Page extract:
================
Has there been a spate of letter-writing about 5/4? I noticed one citing Sibelius's Kullervo, a year before the Pathetique. But Tchaikovsky again got there first, with the 5/4 Sapphire Variation of The Sleeping Beauty (there in Bourne's production, which your young 'uns would love, Carla too.)
I attended the premier of the War Requiem in Coventry Cathedral in May 1962. Galina V was supposed to appear with Pears ( British) and Fischer-Dieskau (German) but Galina was prevented at the last moment by Madame Furtseva, the Minister of Culture ( though by then not in the Politburo following criticism of Kruschev) Heather Harper took her place but the three nation dimension was lost. This manifestation of power was a principal way in which the Party maintained its grip.....decisions taken randomly for no apparant reason made everyone realise that at any moment they might find the party and the police on their backs. Galina described how she appealed ( to Ekaterina Alexeyevra - showing a certain closeness to E A Furtseva) but to no avail, though she was allowed to come over for a subsequent performance
ReplyDeleteI heard Rostropovitch play a duet ( I think Shostakovitch) with a young Russian....at the end they embraced warmly and I was hit by a powerful emotion. We English ( I do not speak for the Celts) are perhaps too restrained.
================
(Document understanding data)

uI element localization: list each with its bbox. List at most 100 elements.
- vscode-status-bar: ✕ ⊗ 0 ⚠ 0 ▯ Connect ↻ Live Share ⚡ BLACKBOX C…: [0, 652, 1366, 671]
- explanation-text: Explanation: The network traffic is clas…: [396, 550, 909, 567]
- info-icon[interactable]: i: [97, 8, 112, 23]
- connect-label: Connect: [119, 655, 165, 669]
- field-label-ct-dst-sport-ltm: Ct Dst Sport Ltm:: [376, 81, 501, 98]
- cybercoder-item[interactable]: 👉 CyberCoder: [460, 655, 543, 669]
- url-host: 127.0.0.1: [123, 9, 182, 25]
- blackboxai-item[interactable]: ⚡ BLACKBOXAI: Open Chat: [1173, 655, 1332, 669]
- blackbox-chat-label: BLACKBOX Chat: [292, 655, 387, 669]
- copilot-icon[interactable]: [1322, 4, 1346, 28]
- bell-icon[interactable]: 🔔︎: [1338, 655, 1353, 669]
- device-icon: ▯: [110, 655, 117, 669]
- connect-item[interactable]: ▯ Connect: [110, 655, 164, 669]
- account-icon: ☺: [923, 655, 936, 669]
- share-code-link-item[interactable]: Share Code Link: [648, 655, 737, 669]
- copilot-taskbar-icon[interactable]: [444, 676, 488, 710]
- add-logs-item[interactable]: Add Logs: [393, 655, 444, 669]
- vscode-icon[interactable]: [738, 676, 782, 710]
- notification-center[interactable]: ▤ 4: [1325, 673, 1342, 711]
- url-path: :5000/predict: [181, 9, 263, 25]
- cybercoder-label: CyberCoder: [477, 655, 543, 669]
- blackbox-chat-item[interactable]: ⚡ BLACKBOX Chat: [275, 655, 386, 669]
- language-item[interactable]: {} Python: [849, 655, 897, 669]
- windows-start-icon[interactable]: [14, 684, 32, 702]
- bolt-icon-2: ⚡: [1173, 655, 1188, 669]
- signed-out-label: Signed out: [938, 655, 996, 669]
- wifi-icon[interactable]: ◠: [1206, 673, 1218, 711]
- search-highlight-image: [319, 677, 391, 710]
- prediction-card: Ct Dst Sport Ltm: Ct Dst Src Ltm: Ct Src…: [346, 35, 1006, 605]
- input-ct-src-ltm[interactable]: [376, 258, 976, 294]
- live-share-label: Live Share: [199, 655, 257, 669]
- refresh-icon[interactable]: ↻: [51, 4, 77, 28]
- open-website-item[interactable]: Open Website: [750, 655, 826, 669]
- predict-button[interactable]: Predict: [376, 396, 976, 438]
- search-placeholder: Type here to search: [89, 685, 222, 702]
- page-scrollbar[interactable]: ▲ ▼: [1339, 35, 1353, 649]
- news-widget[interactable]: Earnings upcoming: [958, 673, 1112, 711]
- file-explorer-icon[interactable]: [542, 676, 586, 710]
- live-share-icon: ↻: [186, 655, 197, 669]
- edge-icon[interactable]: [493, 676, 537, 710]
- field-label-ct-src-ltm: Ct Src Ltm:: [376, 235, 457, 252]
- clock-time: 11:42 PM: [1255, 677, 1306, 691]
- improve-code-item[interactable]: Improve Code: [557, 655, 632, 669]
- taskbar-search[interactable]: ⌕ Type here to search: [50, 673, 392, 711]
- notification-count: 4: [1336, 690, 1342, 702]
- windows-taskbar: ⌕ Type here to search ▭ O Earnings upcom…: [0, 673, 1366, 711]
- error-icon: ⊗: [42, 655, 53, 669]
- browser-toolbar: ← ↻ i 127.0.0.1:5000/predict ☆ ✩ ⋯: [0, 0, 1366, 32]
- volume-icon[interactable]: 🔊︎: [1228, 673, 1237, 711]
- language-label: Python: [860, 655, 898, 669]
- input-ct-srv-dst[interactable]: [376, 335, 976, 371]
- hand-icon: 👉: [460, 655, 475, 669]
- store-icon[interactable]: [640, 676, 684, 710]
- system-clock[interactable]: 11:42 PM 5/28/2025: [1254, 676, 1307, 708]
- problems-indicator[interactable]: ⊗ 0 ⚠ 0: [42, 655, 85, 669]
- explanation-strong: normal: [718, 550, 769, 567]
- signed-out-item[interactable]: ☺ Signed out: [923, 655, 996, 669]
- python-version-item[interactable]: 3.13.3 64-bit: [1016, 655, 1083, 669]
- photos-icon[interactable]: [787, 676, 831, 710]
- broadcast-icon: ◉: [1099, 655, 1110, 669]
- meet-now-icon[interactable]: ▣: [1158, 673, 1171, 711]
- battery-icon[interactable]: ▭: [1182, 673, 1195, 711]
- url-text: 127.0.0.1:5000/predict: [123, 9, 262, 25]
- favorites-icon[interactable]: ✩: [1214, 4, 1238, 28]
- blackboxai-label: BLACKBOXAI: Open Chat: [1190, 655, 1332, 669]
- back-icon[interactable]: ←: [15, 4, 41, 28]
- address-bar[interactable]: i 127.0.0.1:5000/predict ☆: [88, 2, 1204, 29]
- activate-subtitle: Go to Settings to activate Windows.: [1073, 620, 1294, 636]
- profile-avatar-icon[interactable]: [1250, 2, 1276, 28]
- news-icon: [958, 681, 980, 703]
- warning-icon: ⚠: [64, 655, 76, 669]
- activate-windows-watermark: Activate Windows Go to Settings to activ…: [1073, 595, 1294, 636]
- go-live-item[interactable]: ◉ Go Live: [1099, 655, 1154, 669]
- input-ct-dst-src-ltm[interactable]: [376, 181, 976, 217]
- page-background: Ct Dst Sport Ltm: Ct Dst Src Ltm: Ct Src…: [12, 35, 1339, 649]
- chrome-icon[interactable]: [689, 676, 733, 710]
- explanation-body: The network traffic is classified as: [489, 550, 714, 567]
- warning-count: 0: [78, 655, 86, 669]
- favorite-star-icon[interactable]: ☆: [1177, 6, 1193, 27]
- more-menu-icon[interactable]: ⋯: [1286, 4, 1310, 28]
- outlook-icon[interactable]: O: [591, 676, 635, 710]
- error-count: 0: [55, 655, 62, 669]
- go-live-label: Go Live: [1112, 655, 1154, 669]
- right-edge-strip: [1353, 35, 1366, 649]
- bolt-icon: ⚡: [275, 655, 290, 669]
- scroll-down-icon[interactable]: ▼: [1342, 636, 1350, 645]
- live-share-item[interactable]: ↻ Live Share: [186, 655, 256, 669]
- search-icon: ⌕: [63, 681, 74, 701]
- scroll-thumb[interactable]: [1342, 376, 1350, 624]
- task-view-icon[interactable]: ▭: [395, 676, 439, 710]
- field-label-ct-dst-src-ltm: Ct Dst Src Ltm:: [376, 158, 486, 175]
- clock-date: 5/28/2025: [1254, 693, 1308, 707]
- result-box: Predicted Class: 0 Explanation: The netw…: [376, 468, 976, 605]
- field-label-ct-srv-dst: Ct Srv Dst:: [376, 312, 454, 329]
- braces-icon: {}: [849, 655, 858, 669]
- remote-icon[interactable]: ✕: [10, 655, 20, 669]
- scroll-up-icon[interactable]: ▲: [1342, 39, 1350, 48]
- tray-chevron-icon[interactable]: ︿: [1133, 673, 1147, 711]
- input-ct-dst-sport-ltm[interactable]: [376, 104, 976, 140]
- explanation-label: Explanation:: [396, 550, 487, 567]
================
To do:
Continue the reader comments about musical performances from the point where they stop. The records have no connection to the text.

Result for this exercise:
Once more into the breach to say I only wish I had come to music as I have now much sooner, and with significantly greater discipline than I did (or do) possess. Just look at all those 5/4 examples you and other commenters have conjured up—and I sit here now even less able to count it out than I could long ago. As to that, I would not say, in high school, I was bold, but rather full of the hubris of youth. Still, I learned a bit, and learned to love Brubeck, so that's something.
ReplyDeleteBut there is another reason I brave the internet to come back and see what has transpired since I wrote last. It becomes now ever clearer why I come back to your insights, recommendations, and reviews again and again. You write of Carter "great craft, plenty to comment on there, but it doesn’t communicate to me at all." Nor to me. And of the great Shankar, "my western ear still can't get attuned in the long term to drone-fixed music that never modulates. My fault entirely." True also of me.
Meanwhile, you've shown a light down the path of so many wonderful branches of music that I've not heretofore properly pursued. Right now, I'm among the Russians, and listening to Tchaikovsky as I never have before . . . thinking perhaps that I DO need to save up for a purchase of the Brilliant set.
Not to mention that, if the vendor can ever manage to deliver the CD to me here (hours on the phone and on the 4th try now; you'd think we lived in Kazakhstan), I have my DQ score at the ready and am looking forward to listening to Strauss. I’d hoped to have the Dresden Der Rosenkavalier DVD in hand for New Year’s Eve, but it, too, has been lost in transit and must be ordered yet once again.
So, back I go to what passes for the "real" world, cup of tea and book in hand . . .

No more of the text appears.